EXERCISE
Repeat each entry word for word; the images are not part of the copy.

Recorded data
********

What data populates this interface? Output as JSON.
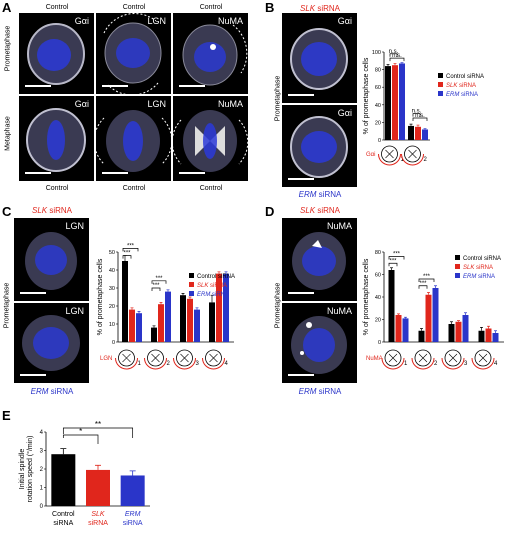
{
  "panels": {
    "A": {
      "letter": "A",
      "col_top": [
        "Control",
        "Control",
        "Control"
      ],
      "col_bottom": [
        "Control",
        "Control",
        "Control"
      ],
      "row_labels": [
        "Prometaphase",
        "Metaphase"
      ],
      "tags_row1": [
        "Gαi",
        "LGN",
        "NuMA"
      ],
      "tags_row2": [
        "Gαi",
        "LGN",
        "NuMA"
      ]
    },
    "B": {
      "letter": "B",
      "top_label_italic": "SLK",
      "top_label_rest": " siRNA",
      "bottom_label_italic": "ERM",
      "bottom_label_rest": " siRNA",
      "row_label": "Prometaphase",
      "tags": [
        "Gαi",
        "Gαi"
      ],
      "protein_label": "Gαi"
    },
    "C": {
      "letter": "C",
      "top_label_italic": "SLK",
      "top_label_rest": " siRNA",
      "bottom_label_italic": "ERM",
      "bottom_label_rest": " siRNA",
      "row_label": "Prometaphase",
      "tags": [
        "LGN",
        "LGN"
      ],
      "protein_label": "LGN"
    },
    "D": {
      "letter": "D",
      "top_label_italic": "SLK",
      "top_label_rest": " siRNA",
      "bottom_label_italic": "ERM",
      "bottom_label_rest": " siRNA",
      "row_label": "Prometaphase",
      "tags": [
        "NuMA",
        "NuMA"
      ],
      "protein_label": "NuMA"
    },
    "E": {
      "letter": "E"
    }
  },
  "legend": [
    {
      "pre": "",
      "italic": "",
      "text": "Control siRNA",
      "color": "#000000"
    },
    {
      "pre": "",
      "italic": "SLK",
      "text": " siRNA",
      "color": "#e0261c"
    },
    {
      "pre": "",
      "italic": "ERM",
      "text": " siRNA",
      "color": "#2a35c9"
    }
  ],
  "colors": {
    "control": "#000000",
    "slk": "#e0261c",
    "erm": "#2a35c9"
  },
  "chart_data": [
    {
      "panel": "B",
      "type": "bar",
      "ylabel": "% of prometaphase cells",
      "ylim": [
        0,
        100
      ],
      "yticks": [
        0,
        20,
        40,
        60,
        80,
        100
      ],
      "categories": [
        "1",
        "2"
      ],
      "series": [
        {
          "name": "Control siRNA",
          "values": [
            84,
            16
          ],
          "errors": [
            2,
            2
          ]
        },
        {
          "name": "SLK siRNA",
          "values": [
            85,
            15
          ],
          "errors": [
            2,
            2
          ]
        },
        {
          "name": "ERM siRNA",
          "values": [
            87,
            12
          ],
          "errors": [
            1,
            1
          ]
        }
      ],
      "annotations": [
        "n.s.",
        "n.s.",
        "n.s.",
        "n.s."
      ]
    },
    {
      "panel": "C",
      "type": "bar",
      "ylabel": "% of prometaphase cells",
      "ylim": [
        0,
        50
      ],
      "yticks": [
        0,
        10,
        20,
        30,
        40,
        50
      ],
      "categories": [
        "1",
        "2",
        "3",
        "4"
      ],
      "series": [
        {
          "name": "Control siRNA",
          "values": [
            45,
            8,
            26,
            22
          ],
          "errors": [
            3,
            1,
            1,
            4
          ]
        },
        {
          "name": "SLK siRNA",
          "values": [
            18,
            21,
            24,
            38
          ],
          "errors": [
            1,
            1,
            1,
            1
          ]
        },
        {
          "name": "ERM siRNA",
          "values": [
            16,
            28,
            18,
            38
          ],
          "errors": [
            1,
            1,
            1,
            1
          ]
        }
      ],
      "annotations": [
        "***",
        "***",
        "***",
        "***"
      ]
    },
    {
      "panel": "D",
      "type": "bar",
      "ylabel": "% of prometaphase cells",
      "ylim": [
        0,
        80
      ],
      "yticks": [
        0,
        20,
        40,
        60,
        80
      ],
      "categories": [
        "1",
        "2",
        "3",
        "4"
      ],
      "series": [
        {
          "name": "Control siRNA",
          "values": [
            64,
            10,
            16,
            10
          ],
          "errors": [
            2,
            2,
            2,
            3
          ]
        },
        {
          "name": "SLK siRNA",
          "values": [
            24,
            42,
            18,
            12
          ],
          "errors": [
            1,
            2,
            1,
            2
          ]
        },
        {
          "name": "ERM siRNA",
          "values": [
            21,
            48,
            24,
            8
          ],
          "errors": [
            1,
            2,
            2,
            2
          ]
        }
      ],
      "annotations": [
        "***",
        "***",
        "***",
        "***"
      ]
    },
    {
      "panel": "E",
      "type": "bar",
      "ylabel": "Initial spindle rotation speed (°/min)",
      "ylim": [
        0,
        4
      ],
      "yticks": [
        0,
        1,
        2,
        3,
        4
      ],
      "categories": [
        {
          "italic": "",
          "line1": "Control",
          "line2": "siRNA"
        },
        {
          "italic": "SLK",
          "line1": "SLK",
          "line2": "siRNA"
        },
        {
          "italic": "ERM",
          "line1": "ERM",
          "line2": "siRNA"
        }
      ],
      "values": [
        2.8,
        1.95,
        1.65
      ],
      "errors": [
        0.3,
        0.25,
        0.25
      ],
      "annotations": [
        "*",
        "**"
      ]
    }
  ]
}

********

SOLUTION TO THIS EXERCISE
What data populates this interface? Output as JSON.
{
  "panels": {
    "A": {
      "letter": "A",
      "col_top": [
        "Control",
        "Control",
        "Control"
      ],
      "col_bottom": [
        "Control",
        "Control",
        "Control"
      ],
      "row_labels": [
        "Prometaphase",
        "Metaphase"
      ],
      "tags_row1": [
        "Gαi",
        "LGN",
        "NuMA"
      ],
      "tags_row2": [
        "Gαi",
        "LGN",
        "NuMA"
      ]
    },
    "B": {
      "letter": "B",
      "top_label_italic": "SLK",
      "top_label_rest": " siRNA",
      "bottom_label_italic": "ERM",
      "bottom_label_rest": " siRNA",
      "row_label": "Prometaphase",
      "tags": [
        "Gαi",
        "Gαi"
      ],
      "protein_label": "Gαi"
    },
    "C": {
      "letter": "C",
      "top_label_italic": "SLK",
      "top_label_rest": " siRNA",
      "bottom_label_italic": "ERM",
      "bottom_label_rest": " siRNA",
      "row_label": "Prometaphase",
      "tags": [
        "LGN",
        "LGN"
      ],
      "protein_label": "LGN"
    },
    "D": {
      "letter": "D",
      "top_label_italic": "SLK",
      "top_label_rest": " siRNA",
      "bottom_label_italic": "ERM",
      "bottom_label_rest": " siRNA",
      "row_label": "Prometaphase",
      "tags": [
        "NuMA",
        "NuMA"
      ],
      "protein_label": "NuMA"
    },
    "E": {
      "letter": "E"
    }
  },
  "legend": [
    {
      "pre": "",
      "italic": "",
      "text": "Control siRNA",
      "color": "#000000"
    },
    {
      "pre": "",
      "italic": "SLK",
      "text": " siRNA",
      "color": "#e0261c"
    },
    {
      "pre": "",
      "italic": "ERM",
      "text": " siRNA",
      "color": "#2a35c9"
    }
  ],
  "colors": {
    "control": "#000000",
    "slk": "#e0261c",
    "erm": "#2a35c9"
  },
  "chart_data": [
    {
      "panel": "B",
      "type": "bar",
      "ylabel": "% of prometaphase cells",
      "ylim": [
        0,
        100
      ],
      "yticks": [
        0,
        20,
        40,
        60,
        80,
        100
      ],
      "categories": [
        "1",
        "2"
      ],
      "series": [
        {
          "name": "Control siRNA",
          "values": [
            84,
            16
          ],
          "errors": [
            2,
            2
          ]
        },
        {
          "name": "SLK siRNA",
          "values": [
            85,
            15
          ],
          "errors": [
            2,
            2
          ]
        },
        {
          "name": "ERM siRNA",
          "values": [
            87,
            12
          ],
          "errors": [
            1,
            1
          ]
        }
      ],
      "annotations": [
        "n.s.",
        "n.s.",
        "n.s.",
        "n.s."
      ]
    },
    {
      "panel": "C",
      "type": "bar",
      "ylabel": "% of prometaphase cells",
      "ylim": [
        0,
        50
      ],
      "yticks": [
        0,
        10,
        20,
        30,
        40,
        50
      ],
      "categories": [
        "1",
        "2",
        "3",
        "4"
      ],
      "series": [
        {
          "name": "Control siRNA",
          "values": [
            45,
            8,
            26,
            22
          ],
          "errors": [
            3,
            1,
            1,
            4
          ]
        },
        {
          "name": "SLK siRNA",
          "values": [
            18,
            21,
            24,
            38
          ],
          "errors": [
            1,
            1,
            1,
            1
          ]
        },
        {
          "name": "ERM siRNA",
          "values": [
            16,
            28,
            18,
            38
          ],
          "errors": [
            1,
            1,
            1,
            1
          ]
        }
      ],
      "annotations": [
        "***",
        "***",
        "***",
        "***"
      ]
    },
    {
      "panel": "D",
      "type": "bar",
      "ylabel": "% of prometaphase cells",
      "ylim": [
        0,
        80
      ],
      "yticks": [
        0,
        20,
        40,
        60,
        80
      ],
      "categories": [
        "1",
        "2",
        "3",
        "4"
      ],
      "series": [
        {
          "name": "Control siRNA",
          "values": [
            64,
            10,
            16,
            10
          ],
          "errors": [
            2,
            2,
            2,
            3
          ]
        },
        {
          "name": "SLK siRNA",
          "values": [
            24,
            42,
            18,
            12
          ],
          "errors": [
            1,
            2,
            1,
            2
          ]
        },
        {
          "name": "ERM siRNA",
          "values": [
            21,
            48,
            24,
            8
          ],
          "errors": [
            1,
            2,
            2,
            2
          ]
        }
      ],
      "annotations": [
        "***",
        "***",
        "***",
        "***"
      ]
    },
    {
      "panel": "E",
      "type": "bar",
      "ylabel": "Initial spindle rotation speed (°/min)",
      "ylim": [
        0,
        4
      ],
      "yticks": [
        0,
        1,
        2,
        3,
        4
      ],
      "categories": [
        {
          "italic": "",
          "line1": "Control",
          "line2": "siRNA"
        },
        {
          "italic": "SLK",
          "line1": "SLK",
          "line2": "siRNA"
        },
        {
          "italic": "ERM",
          "line1": "ERM",
          "line2": "siRNA"
        }
      ],
      "values": [
        2.8,
        1.95,
        1.65
      ],
      "errors": [
        0.3,
        0.25,
        0.25
      ],
      "annotations": [
        "*",
        "**"
      ]
    }
  ]
}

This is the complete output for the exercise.